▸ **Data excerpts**
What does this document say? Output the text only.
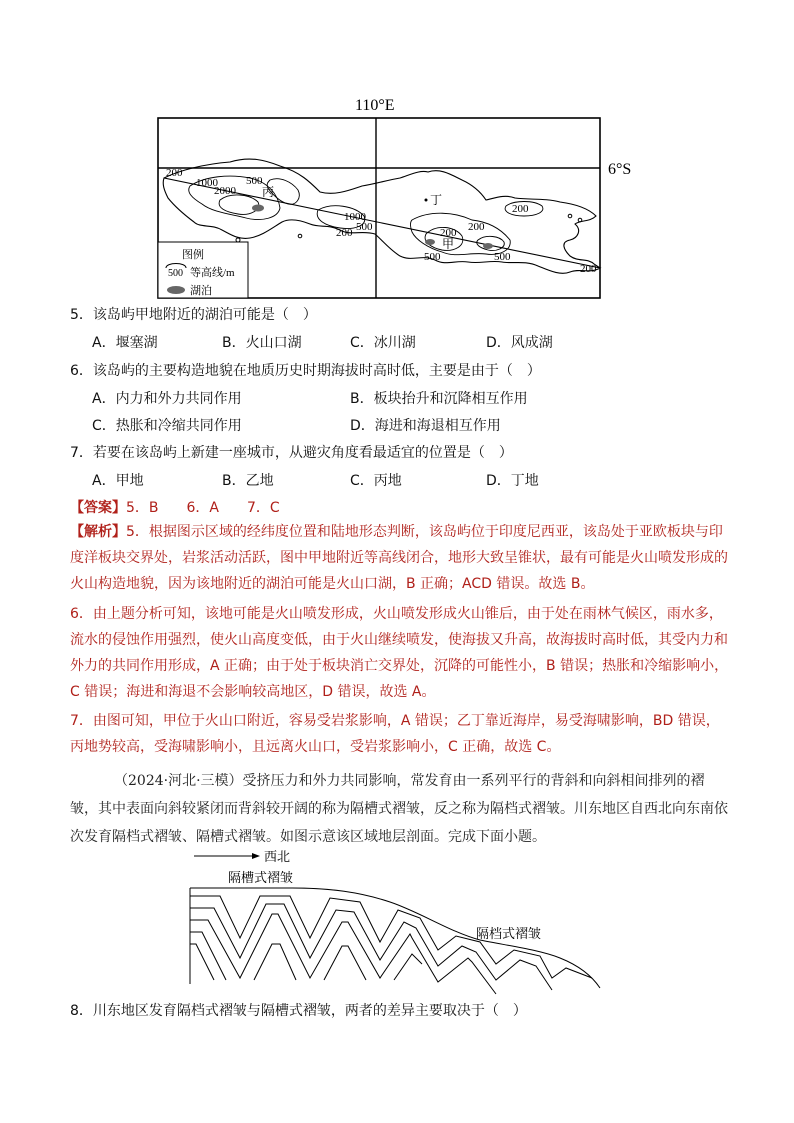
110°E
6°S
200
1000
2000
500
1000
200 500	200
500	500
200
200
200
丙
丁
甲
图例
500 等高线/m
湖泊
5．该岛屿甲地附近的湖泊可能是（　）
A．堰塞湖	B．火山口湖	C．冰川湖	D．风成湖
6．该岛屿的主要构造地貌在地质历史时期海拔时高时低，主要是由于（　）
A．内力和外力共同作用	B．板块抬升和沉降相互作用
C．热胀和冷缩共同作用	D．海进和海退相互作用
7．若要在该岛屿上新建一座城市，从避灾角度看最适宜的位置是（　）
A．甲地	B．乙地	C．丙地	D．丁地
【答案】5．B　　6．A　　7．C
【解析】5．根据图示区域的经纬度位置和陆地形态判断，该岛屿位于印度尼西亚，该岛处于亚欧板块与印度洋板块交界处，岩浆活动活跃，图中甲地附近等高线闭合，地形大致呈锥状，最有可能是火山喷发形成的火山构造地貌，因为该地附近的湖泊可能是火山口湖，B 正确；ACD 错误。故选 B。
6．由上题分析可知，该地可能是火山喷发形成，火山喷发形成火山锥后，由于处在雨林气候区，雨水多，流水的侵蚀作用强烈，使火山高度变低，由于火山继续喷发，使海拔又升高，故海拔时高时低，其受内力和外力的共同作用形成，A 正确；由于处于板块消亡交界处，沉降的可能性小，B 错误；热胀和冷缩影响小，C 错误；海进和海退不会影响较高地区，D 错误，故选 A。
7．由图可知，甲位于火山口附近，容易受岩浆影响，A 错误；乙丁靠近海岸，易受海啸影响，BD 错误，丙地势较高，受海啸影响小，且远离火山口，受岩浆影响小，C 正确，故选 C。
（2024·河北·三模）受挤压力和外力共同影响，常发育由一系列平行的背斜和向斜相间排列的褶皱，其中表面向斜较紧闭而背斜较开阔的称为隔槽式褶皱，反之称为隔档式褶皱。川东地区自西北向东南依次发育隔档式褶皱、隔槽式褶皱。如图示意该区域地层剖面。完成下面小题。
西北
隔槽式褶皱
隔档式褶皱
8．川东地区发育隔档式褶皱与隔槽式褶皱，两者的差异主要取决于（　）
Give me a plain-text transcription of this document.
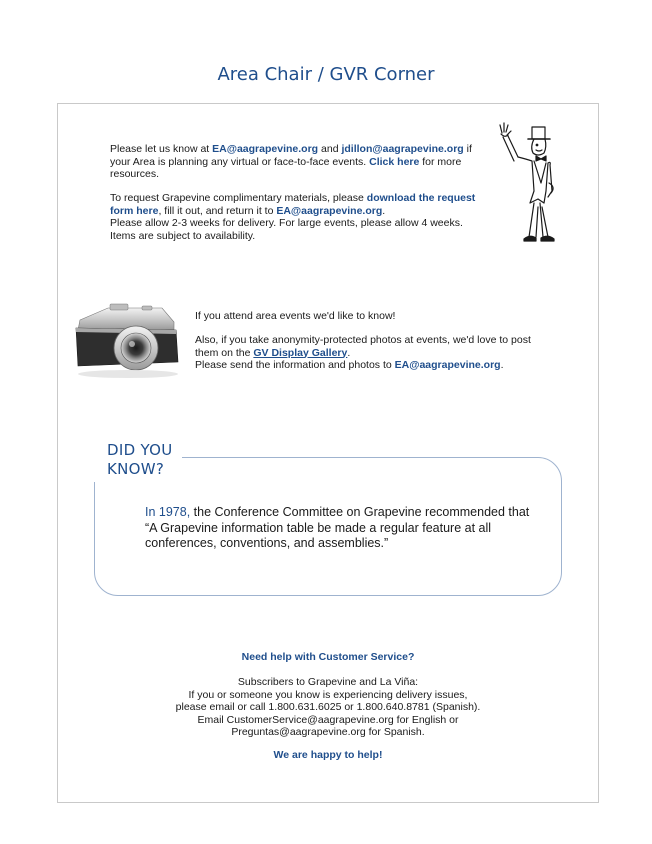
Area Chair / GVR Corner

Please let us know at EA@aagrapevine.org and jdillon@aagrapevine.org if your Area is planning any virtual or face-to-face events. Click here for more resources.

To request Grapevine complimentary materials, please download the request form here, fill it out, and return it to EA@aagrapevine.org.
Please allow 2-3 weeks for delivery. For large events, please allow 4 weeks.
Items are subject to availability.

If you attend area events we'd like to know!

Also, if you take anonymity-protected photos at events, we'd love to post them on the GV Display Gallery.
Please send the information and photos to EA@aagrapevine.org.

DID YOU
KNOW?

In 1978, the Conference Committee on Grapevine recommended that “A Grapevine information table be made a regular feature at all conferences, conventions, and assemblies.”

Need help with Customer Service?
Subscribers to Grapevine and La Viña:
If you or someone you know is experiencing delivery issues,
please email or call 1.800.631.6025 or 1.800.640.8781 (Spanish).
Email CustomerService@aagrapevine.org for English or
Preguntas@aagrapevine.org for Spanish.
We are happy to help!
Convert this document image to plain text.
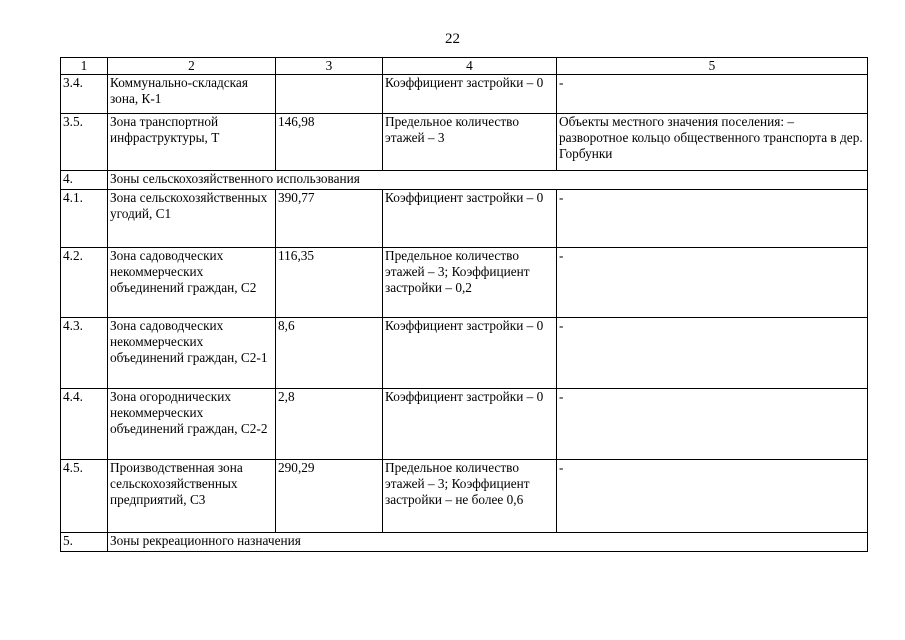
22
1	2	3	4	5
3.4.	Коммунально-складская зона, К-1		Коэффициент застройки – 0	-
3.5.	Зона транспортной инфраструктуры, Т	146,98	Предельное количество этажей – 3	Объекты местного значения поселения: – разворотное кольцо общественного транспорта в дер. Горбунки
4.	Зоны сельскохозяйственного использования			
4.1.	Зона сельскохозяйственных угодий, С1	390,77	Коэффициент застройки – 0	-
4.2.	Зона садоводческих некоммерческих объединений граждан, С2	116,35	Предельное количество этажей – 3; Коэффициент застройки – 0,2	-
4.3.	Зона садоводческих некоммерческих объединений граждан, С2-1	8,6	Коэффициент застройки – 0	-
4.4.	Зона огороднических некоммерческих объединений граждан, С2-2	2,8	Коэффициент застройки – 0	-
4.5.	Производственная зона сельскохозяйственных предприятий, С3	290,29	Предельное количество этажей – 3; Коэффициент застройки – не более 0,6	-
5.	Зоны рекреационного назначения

▸ **Exercise**
Copy the listing exactly. Any image in it stays out of the copy.

▸ **Solution to this problem**
What does this document say? Output the text only.
110°E
6°S
200
1000
2000
500
1000
200 500	200
500	500
200
200
200
丙
丁
甲
图例
500 等高线/m
湖泊
5．该岛屿甲地附近的湖泊可能是（　）
A．堰塞湖	B．火山口湖	C．冰川湖	D．风成湖
6．该岛屿的主要构造地貌在地质历史时期海拔时高时低，主要是由于（　）
A．内力和外力共同作用	B．板块抬升和沉降相互作用
C．热胀和冷缩共同作用	D．海进和海退相互作用
7．若要在该岛屿上新建一座城市，从避灾角度看最适宜的位置是（　）
A．甲地	B．乙地	C．丙地	D．丁地
【答案】5．B　　6．A　　7．C
【解析】5．根据图示区域的经纬度位置和陆地形态判断，该岛屿位于印度尼西亚，该岛处于亚欧板块与印度洋板块交界处，岩浆活动活跃，图中甲地附近等高线闭合，地形大致呈锥状，最有可能是火山喷发形成的火山构造地貌，因为该地附近的湖泊可能是火山口湖，B 正确；ACD 错误。故选 B。
6．由上题分析可知，该地可能是火山喷发形成，火山喷发形成火山锥后，由于处在雨林气候区，雨水多，流水的侵蚀作用强烈，使火山高度变低，由于火山继续喷发，使海拔又升高，故海拔时高时低，其受内力和外力的共同作用形成，A 正确；由于处于板块消亡交界处，沉降的可能性小，B 错误；热胀和冷缩影响小，C 错误；海进和海退不会影响较高地区，D 错误，故选 A。
7．由图可知，甲位于火山口附近，容易受岩浆影响，A 错误；乙丁靠近海岸，易受海啸影响，BD 错误，丙地势较高，受海啸影响小，且远离火山口，受岩浆影响小，C 正确，故选 C。
（2024·河北·三模）受挤压力和外力共同影响，常发育由一系列平行的背斜和向斜相间排列的褶皱，其中表面向斜较紧闭而背斜较开阔的称为隔槽式褶皱，反之称为隔档式褶皱。川东地区自西北向东南依次发育隔档式褶皱、隔槽式褶皱。如图示意该区域地层剖面。完成下面小题。
西北
隔槽式褶皱
隔档式褶皱
8．川东地区发育隔档式褶皱与隔槽式褶皱，两者的差异主要取决于（　）
Give me a plain-text transcription of this document.
Area Chair / GVR Corner

Please let us know at EA@aagrapevine.org and jdillon@aagrapevine.org if your Area is planning any virtual or face-to-face events. Click here for more resources.

To request Grapevine complimentary materials, please download the request form here, fill it out, and return it to EA@aagrapevine.org.
Please allow 2-3 weeks for delivery. For large events, please allow 4 weeks.
Items are subject to availability.

If you attend area events we'd like to know!

Also, if you take anonymity-protected photos at events, we'd love to post them on the GV Display Gallery.
Please send the information and photos to EA@aagrapevine.org.

DID YOU
KNOW?

In 1978, the Conference Committee on Grapevine recommended that “A Grapevine information table be made a regular feature at all conferences, conventions, and assemblies.”

Need help with Customer Service?
Subscribers to Grapevine and La Viña:
If you or someone you know is experiencing delivery issues,
please email or call 1.800.631.6025 or 1.800.640.8781 (Spanish).
Email CustomerService@aagrapevine.org for English or
Preguntas@aagrapevine.org for Spanish.
We are happy to help!
Convert this document image to plain text.
22
1	2	3	4	5
3.4.	Коммунально-складская зона, К-1		Коэффициент застройки – 0	-
3.5.	Зона транспортной инфраструктуры, Т	146,98	Предельное количество этажей – 3	Объекты местного значения поселения: – разворотное кольцо общественного транспорта в дер. Горбунки
4.	Зоны сельскохозяйственного использования			
4.1.	Зона сельскохозяйственных угодий, С1	390,77	Коэффициент застройки – 0	-
4.2.	Зона садоводческих некоммерческих объединений граждан, С2	116,35	Предельное количество этажей – 3; Коэффициент застройки – 0,2	-
4.3.	Зона садоводческих некоммерческих объединений граждан, С2-1	8,6	Коэффициент застройки – 0	-
4.4.	Зона огороднических некоммерческих объединений граждан, С2-2	2,8	Коэффициент застройки – 0	-
4.5.	Производственная зона сельскохозяйственных предприятий, С3	290,29	Предельное количество этажей – 3; Коэффициент застройки – не более 0,6	-
5.	Зоны рекреационного назначения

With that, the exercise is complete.